**Objective**
Copy the entries below exactly. Images do not belong in the copy.

**Task material**
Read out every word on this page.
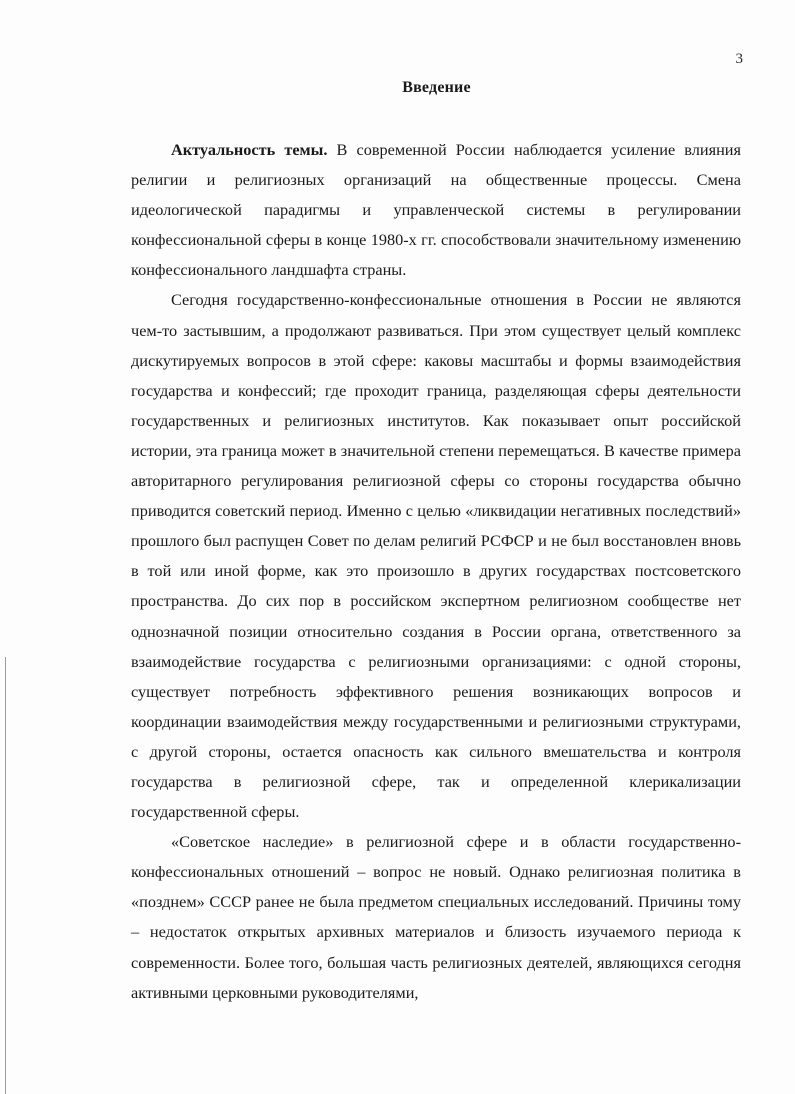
3
Введение

Актуальность темы. В современной России наблюдается усиление влияния религии и религиозных организаций на общественные процессы. Смена идеологической парадигмы и управленческой системы в регулировании конфессиональной сферы в конце 1980-х гг. способствовали значительному изменению конфессионального ландшафта страны.

Сегодня государственно-конфессиональные отношения в России не являются чем-то застывшим, а продолжают развиваться. При этом существует целый комплекс дискутируемых вопросов в этой сфере: каковы масштабы и формы взаимодействия государства и конфессий; где проходит граница, разделяющая сферы деятельности государственных и религиозных институтов. Как показывает опыт российской истории, эта граница может в значительной степени перемещаться. В качестве примера авторитарного регулирования религиозной сферы со стороны государства обычно приводится советский период. Именно с целью «ликвидации негативных последствий» прошлого был распущен Совет по делам религий РСФСР и не был восстановлен вновь в той или иной форме, как это произошло в других государствах постсоветского пространства. До сих пор в российском экспертном религиозном сообществе нет однозначной позиции относительно создания в России органа, ответственного за взаимодействие государства с религиозными организациями: с одной стороны, существует потребность эффективного решения возникающих вопросов и координации взаимодействия между государственными и религиозными структурами, с другой стороны, остается опасность как сильного вмешательства и контроля государства в религиозной сфере, так и определенной клерикализации государственной сферы.

«Советское наследие» в религиозной сфере и в области государственно-конфессиональных отношений – вопрос не новый. Однако религиозная политика в «позднем» СССР ранее не была предметом специальных исследований. Причины тому – недостаток открытых архивных материалов и близость изучаемого периода к современности. Более того, большая часть религиозных деятелей, являющихся сегодня активными церковными руководителями,
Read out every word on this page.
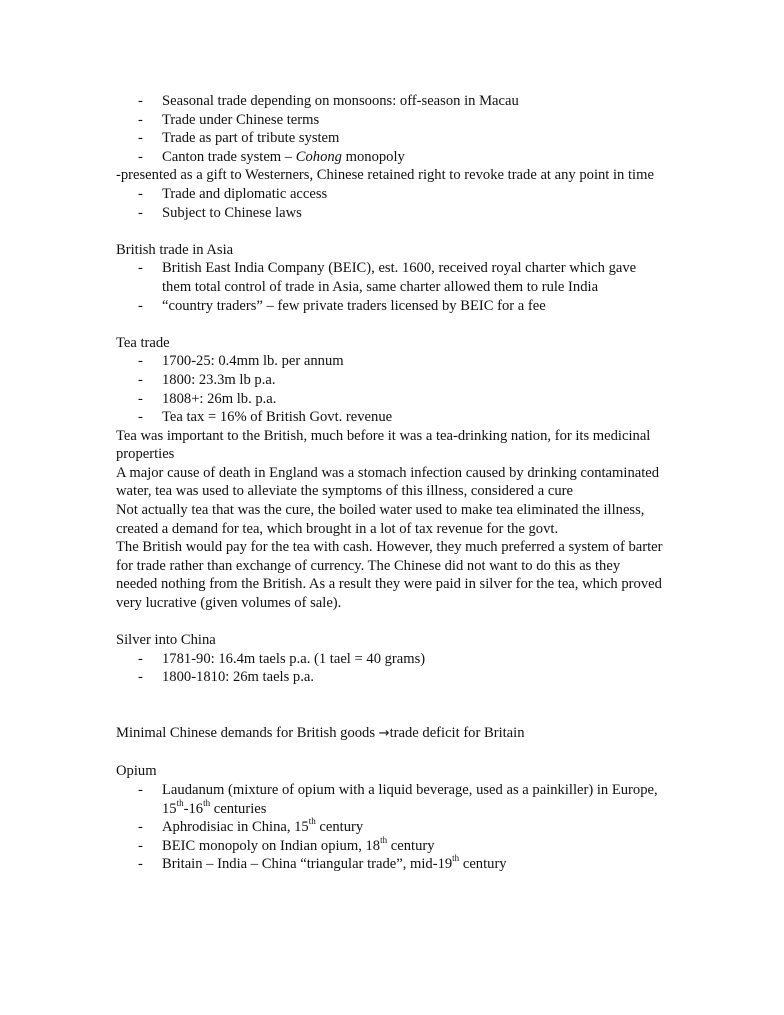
- Seasonal trade depending on monsoons: off-season in Macau
- Trade under Chinese terms
- Trade as part of tribute system
- Canton trade system – Cohong monopoly

-presented as a gift to Westerners, Chinese retained right to revoke trade at any point in time

- Trade and diplomatic access
- Subject to Chinese laws

British trade in Asia

- British East India Company (BEIC), est. 1600, received royal charter which gave them total control of trade in Asia, same charter allowed them to rule India
- “country traders” – few private traders licensed by BEIC for a fee

Tea trade

- 1700-25: 0.4mm lb. per annum
- 1800: 23.3m lb p.a.
- 1808+: 26m lb. p.a.
- Tea tax = 16% of British Govt. revenue

Tea was important to the British, much before it was a tea-drinking nation, for its medicinal properties

A major cause of death in England was a stomach infection caused by drinking contaminated water, tea was used to alleviate the symptoms of this illness, considered a cure

Not actually tea that was the cure, the boiled water used to make tea eliminated the illness, created a demand for tea, which brought in a lot of tax revenue for the govt.

The British would pay for the tea with cash. However, they much preferred a system of barter for trade rather than exchange of currency. The Chinese did not want to do this as they needed nothing from the British. As a result they were paid in silver for the tea, which proved very lucrative (given volumes of sale).

Silver into China

- 1781-90: 16.4m taels p.a. (1 tael = 40 grams)
- 1800-1810: 26m taels p.a.

Minimal Chinese demands for British goods →trade deficit for Britain

Opium

- Laudanum (mixture of opium with a liquid beverage, used as a painkiller) in Europe, 15th-16th centuries
- Aphrodisiac in China, 15th century
- BEIC monopoly on Indian opium, 18th century
- Britain – India – China “triangular trade”, mid-19th century
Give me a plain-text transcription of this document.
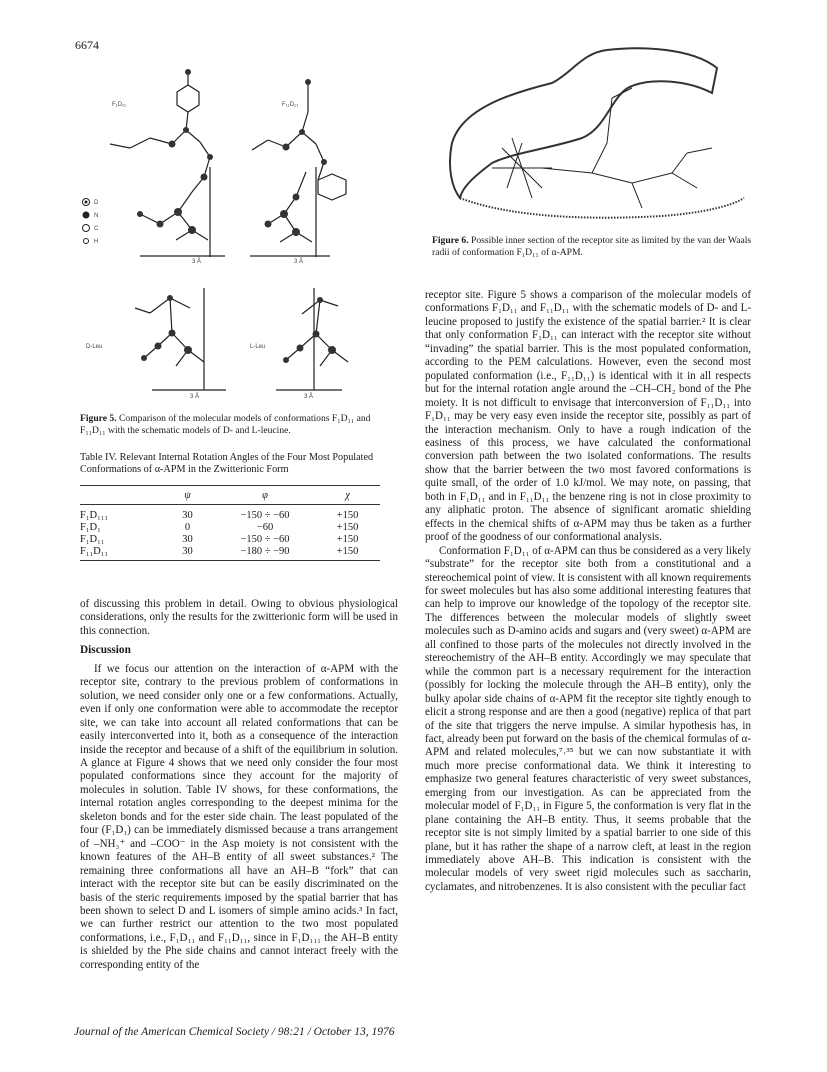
6674
F₁D₁₁	F₁₁D₁₁
D
N
C
H
3 Å	3 Å
D-Leu	L-Leu
3 Å	3 Å
Figure 5. Comparison of the molecular models of conformations F₁D₁₁ and F₁₁D₁₁ with the schematic models of D- and L-leucine.
Figure 6. Possible inner section of the receptor site as limited by the van der Waals radii of conformation F₁D₁₁ of α-APM.
Table IV. Relevant Internal Rotation Angles of the Four Most Populated Conformations of α-APM in the Zwitterionic Form
	ψ	φ	χ
F₁D₁₁₁	30	−150 ÷ −60	+150
F₁D₁	0	−60	+150
F₁D₁₁	30	−150 ÷ −60	+150
F₁₁D₁₁	30	−180 ÷ −90	+150

of discussing this problem in detail. Owing to obvious physiological considerations, only the results for the zwitterionic form will be used in this connection.

Discussion

If we focus our attention on the interaction of α-APM with the receptor site, contrary to the previous problem of conformations in solution, we need consider only one or a few conformations. Actually, even if only one conformation were able to accommodate the receptor site, we can take into account all related conformations that can be easily interconverted into it, both as a consequence of the interaction inside the receptor and because of a shift of the equilibrium in solution. A glance at Figure 4 shows that we need only consider the four most populated conformations since they account for the majority of molecules in solution. Table IV shows, for these conformations, the internal rotation angles corresponding to the deepest minima for the skeleton bonds and for the ester side chain. The least populated of the four (F₁D₁) can be immediately dismissed because a trans arrangement of –NH₃⁺ and –COO⁻ in the Asp moiety is not consistent with the known features of the AH–B entity of all sweet substances.² The remaining three conformations all have an AH–B “fork” that can interact with the receptor site but can be easily discriminated on the basis of the steric requirements imposed by the spatial barrier that has been shown to select D and L isomers of simple amino acids.³ In fact, we can further restrict our attention to the two most populated conformations, i.e., F₁D₁₁ and F₁₁D₁₁, since in F₁D₁₁₁ the AH–B entity is shielded by the Phe side chains and cannot interact freely with the corresponding entity of the

receptor site. Figure 5 shows a comparison of the molecular models of conformations F₁D₁₁ and F₁₁D₁₁ with the schematic models of D- and L-leucine proposed to justify the existence of the spatial barrier.² It is clear that only conformation F₁D₁₁ can interact with the receptor site without “invading” the spatial barrier. This is the most populated conformation, according to the PEM calculations. However, even the second most populated conformation (i.e., F₁₁D₁₁) is identical with it in all respects but for the internal rotation angle around the –CH–CH₂ bond of the Phe moiety. It is not difficult to envisage that interconversion of F₁₁D₁₁ into F₁D₁₁ may be very easy even inside the receptor site, possibly as part of the interaction mechanism. Only to have a rough indication of the easiness of this process, we have calculated the conformational conversion path between the two isolated conformations. The results show that the barrier between the two most favored conformations is quite small, of the order of 1.0 kJ/mol. We may note, on passing, that both in F₁D₁₁ and in F₁₁D₁₁ the benzene ring is not in close proximity to any aliphatic proton. The absence of significant aromatic shielding effects in the chemical shifts of α-APM may thus be taken as a further proof of the goodness of our conformational analysis.

Conformation F₁D₁₁ of α-APM can thus be considered as a very likely “substrate” for the receptor site both from a constitutional and a stereochemical point of view. It is consistent with all known requirements for sweet molecules but has also some additional interesting features that can help to improve our knowledge of the topology of the receptor site. The differences between the molecular models of slightly sweet molecules such as D-amino acids and sugars and (very sweet) α-APM are all confined to those parts of the molecules not directly involved in the stereochemistry of the AH–B entity. Accordingly we may speculate that while the common part is a necessary requirement for the interaction (possibly for locking the molecule through the AH–B entity), only the bulky apolar side chains of α-APM fit the receptor site tightly enough to elicit a strong response and are then a good (negative) replica of that part of the site that triggers the nerve impulse. A similar hypothesis has, in fact, already been put forward on the basis of the chemical formulas of α-APM and related molecules,⁷˒³⁵ but we can now substantiate it with much more precise conformational data. We think it interesting to emphasize two general features characteristic of very sweet substances, emerging from our investigation. As can be appreciated from the molecular model of F₁D₁₁ in Figure 5, the conformation is very flat in the plane containing the AH–B entity. Thus, it seems probable that the receptor site is not simply limited by a spatial barrier to one side of this plane, but it has rather the shape of a narrow cleft, at least in the region immediately above AH–B. This indication is consistent with the molecular models of very sweet rigid molecules such as saccharin, cyclamates, and nitrobenzenes. It is also consistent with the peculiar fact

Journal of the American Chemical Society / 98:21 / October 13, 1976
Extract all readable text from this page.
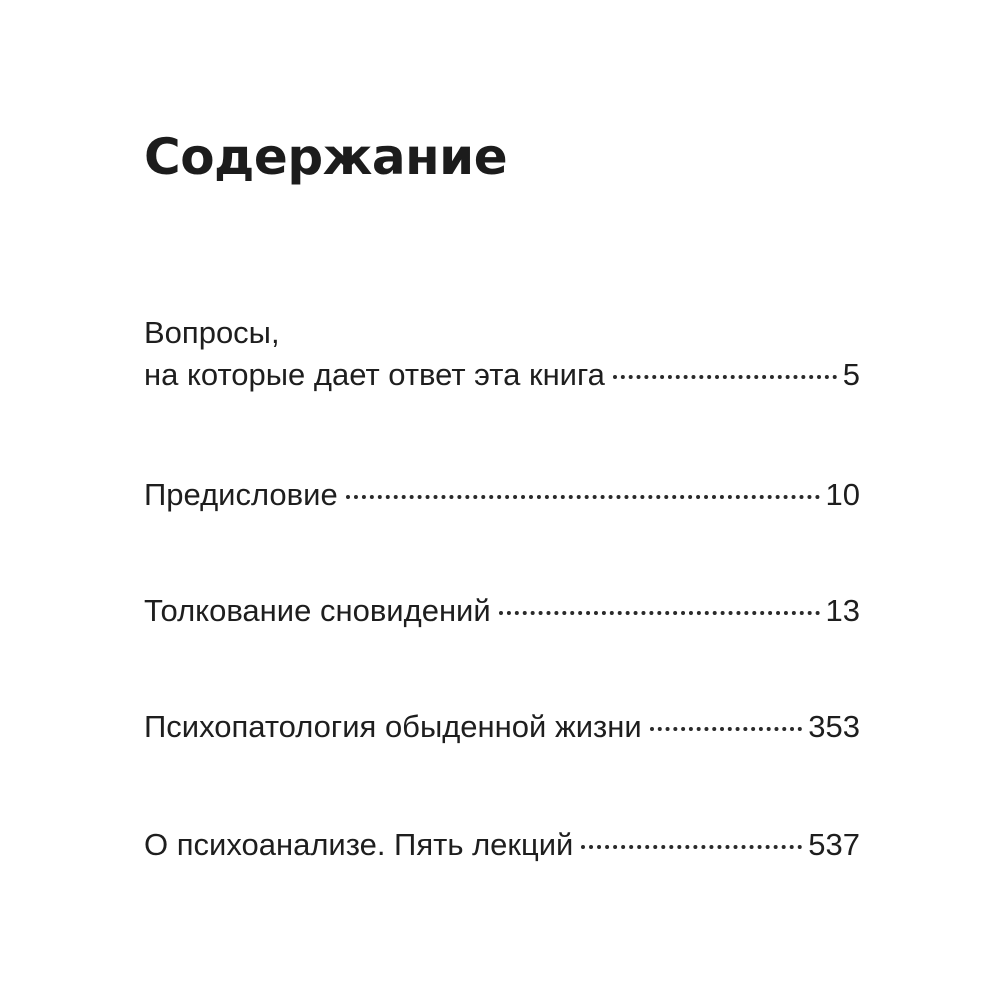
Содержание
Вопросы,
на которые дает ответ эта книга	5
Предисловие	10
Толкование сновидений	13
Психопатология обыденной жизни	353
О психоанализе. Пять лекций	537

**The output**
Read out every word on this page.
3
Введение

Актуальность темы. В современной России наблюдается усиление влияния религии и религиозных организаций на общественные процессы. Смена идеологической парадигмы и управленческой системы в регулировании конфессиональной сферы в конце 1980-х гг. способствовали значительному изменению конфессионального ландшафта страны.

Сегодня государственно-конфессиональные отношения в России не являются чем-то застывшим, а продолжают развиваться. При этом существует целый комплекс дискутируемых вопросов в этой сфере: каковы масштабы и формы взаимодействия государства и конфессий; где проходит граница, разделяющая сферы деятельности государственных и религиозных институтов. Как показывает опыт российской истории, эта граница может в значительной степени перемещаться. В качестве примера авторитарного регулирования религиозной сферы со стороны государства обычно приводится советский период. Именно с целью «ликвидации негативных последствий» прошлого был распущен Совет по делам религий РСФСР и не был восстановлен вновь в той или иной форме, как это произошло в других государствах постсоветского пространства. До сих пор в российском экспертном религиозном сообществе нет однозначной позиции относительно создания в России органа, ответственного за взаимодействие государства с религиозными организациями: с одной стороны, существует потребность эффективного решения возникающих вопросов и координации взаимодействия между государственными и религиозными структурами, с другой стороны, остается опасность как сильного вмешательства и контроля государства в религиозной сфере, так и определенной клерикализации государственной сферы.

«Советское наследие» в религиозной сфере и в области государственно-конфессиональных отношений – вопрос не новый. Однако религиозная политика в «позднем» СССР ранее не была предметом специальных исследований. Причины тому – недостаток открытых архивных материалов и близость изучаемого периода к современности. Более того, большая часть религиозных деятелей, являющихся сегодня активными церковными руководителями,
Read out every word on this page.
- Seasonal trade depending on monsoons: off-season in Macau
- Trade under Chinese terms
- Trade as part of tribute system
- Canton trade system – Cohong monopoly

-presented as a gift to Westerners, Chinese retained right to revoke trade at any point in time

- Trade and diplomatic access
- Subject to Chinese laws

British trade in Asia

- British East India Company (BEIC), est. 1600, received royal charter which gave them total control of trade in Asia, same charter allowed them to rule India
- “country traders” – few private traders licensed by BEIC for a fee

Tea trade

- 1700-25: 0.4mm lb. per annum
- 1800: 23.3m lb p.a.
- 1808+: 26m lb. p.a.
- Tea tax = 16% of British Govt. revenue

Tea was important to the British, much before it was a tea-drinking nation, for its medicinal properties

A major cause of death in England was a stomach infection caused by drinking contaminated water, tea was used to alleviate the symptoms of this illness, considered a cure

Not actually tea that was the cure, the boiled water used to make tea eliminated the illness, created a demand for tea, which brought in a lot of tax revenue for the govt.

The British would pay for the tea with cash. However, they much preferred a system of barter for trade rather than exchange of currency. The Chinese did not want to do this as they needed nothing from the British. As a result they were paid in silver for the tea, which proved very lucrative (given volumes of sale).

Silver into China

- 1781-90: 16.4m taels p.a. (1 tael = 40 grams)
- 1800-1810: 26m taels p.a.

Minimal Chinese demands for British goods →trade deficit for Britain

Opium

- Laudanum (mixture of opium with a liquid beverage, used as a painkiller) in Europe, 15th-16th centuries
- Aphrodisiac in China, 15th century
- BEIC monopoly on Indian opium, 18th century
- Britain – India – China “triangular trade”, mid-19th century
Give me a plain-text transcription of this document.
6674
F₁D₁₁	F₁₁D₁₁
D
N
C
H
3 Å	3 Å
D-Leu	L-Leu
3 Å	3 Å
Figure 5. Comparison of the molecular models of conformations F₁D₁₁ and F₁₁D₁₁ with the schematic models of D- and L-leucine.
Figure 6. Possible inner section of the receptor site as limited by the van der Waals radii of conformation F₁D₁₁ of α-APM.
Table IV. Relevant Internal Rotation Angles of the Four Most Populated Conformations of α-APM in the Zwitterionic Form
	ψ	φ	χ
F₁D₁₁₁	30	−150 ÷ −60	+150
F₁D₁	0	−60	+150
F₁D₁₁	30	−150 ÷ −60	+150
F₁₁D₁₁	30	−180 ÷ −90	+150

of discussing this problem in detail. Owing to obvious physiological considerations, only the results for the zwitterionic form will be used in this connection.

Discussion

If we focus our attention on the interaction of α-APM with the receptor site, contrary to the previous problem of conformations in solution, we need consider only one or a few conformations. Actually, even if only one conformation were able to accommodate the receptor site, we can take into account all related conformations that can be easily interconverted into it, both as a consequence of the interaction inside the receptor and because of a shift of the equilibrium in solution. A glance at Figure 4 shows that we need only consider the four most populated conformations since they account for the majority of molecules in solution. Table IV shows, for these conformations, the internal rotation angles corresponding to the deepest minima for the skeleton bonds and for the ester side chain. The least populated of the four (F₁D₁) can be immediately dismissed because a trans arrangement of –NH₃⁺ and –COO⁻ in the Asp moiety is not consistent with the known features of the AH–B entity of all sweet substances.² The remaining three conformations all have an AH–B “fork” that can interact with the receptor site but can be easily discriminated on the basis of the steric requirements imposed by the spatial barrier that has been shown to select D and L isomers of simple amino acids.³ In fact, we can further restrict our attention to the two most populated conformations, i.e., F₁D₁₁ and F₁₁D₁₁, since in F₁D₁₁₁ the AH–B entity is shielded by the Phe side chains and cannot interact freely with the corresponding entity of the

receptor site. Figure 5 shows a comparison of the molecular models of conformations F₁D₁₁ and F₁₁D₁₁ with the schematic models of D- and L-leucine proposed to justify the existence of the spatial barrier.² It is clear that only conformation F₁D₁₁ can interact with the receptor site without “invading” the spatial barrier. This is the most populated conformation, according to the PEM calculations. However, even the second most populated conformation (i.e., F₁₁D₁₁) is identical with it in all respects but for the internal rotation angle around the –CH–CH₂ bond of the Phe moiety. It is not difficult to envisage that interconversion of F₁₁D₁₁ into F₁D₁₁ may be very easy even inside the receptor site, possibly as part of the interaction mechanism. Only to have a rough indication of the easiness of this process, we have calculated the conformational conversion path between the two isolated conformations. The results show that the barrier between the two most favored conformations is quite small, of the order of 1.0 kJ/mol. We may note, on passing, that both in F₁D₁₁ and in F₁₁D₁₁ the benzene ring is not in close proximity to any aliphatic proton. The absence of significant aromatic shielding effects in the chemical shifts of α-APM may thus be taken as a further proof of the goodness of our conformational analysis.

Conformation F₁D₁₁ of α-APM can thus be considered as a very likely “substrate” for the receptor site both from a constitutional and a stereochemical point of view. It is consistent with all known requirements for sweet molecules but has also some additional interesting features that can help to improve our knowledge of the topology of the receptor site. The differences between the molecular models of slightly sweet molecules such as D-amino acids and sugars and (very sweet) α-APM are all confined to those parts of the molecules not directly involved in the stereochemistry of the AH–B entity. Accordingly we may speculate that while the common part is a necessary requirement for the interaction (possibly for locking the molecule through the AH–B entity), only the bulky apolar side chains of α-APM fit the receptor site tightly enough to elicit a strong response and are then a good (negative) replica of that part of the site that triggers the nerve impulse. A similar hypothesis has, in fact, already been put forward on the basis of the chemical formulas of α-APM and related molecules,⁷˒³⁵ but we can now substantiate it with much more precise conformational data. We think it interesting to emphasize two general features characteristic of very sweet substances, emerging from our investigation. As can be appreciated from the molecular model of F₁D₁₁ in Figure 5, the conformation is very flat in the plane containing the AH–B entity. Thus, it seems probable that the receptor site is not simply limited by a spatial barrier to one side of this plane, but it has rather the shape of a narrow cleft, at least in the region immediately above AH–B. This indication is consistent with the molecular models of very sweet rigid molecules such as saccharin, cyclamates, and nitrobenzenes. It is also consistent with the peculiar fact

Journal of the American Chemical Society / 98:21 / October 13, 1976
Extract all readable text from this page.
Содержание
Вопросы,
на которые дает ответ эта книга	5
Предисловие	10
Толкование сновидений	13
Психопатология обыденной жизни	353
О психоанализе. Пять лекций	537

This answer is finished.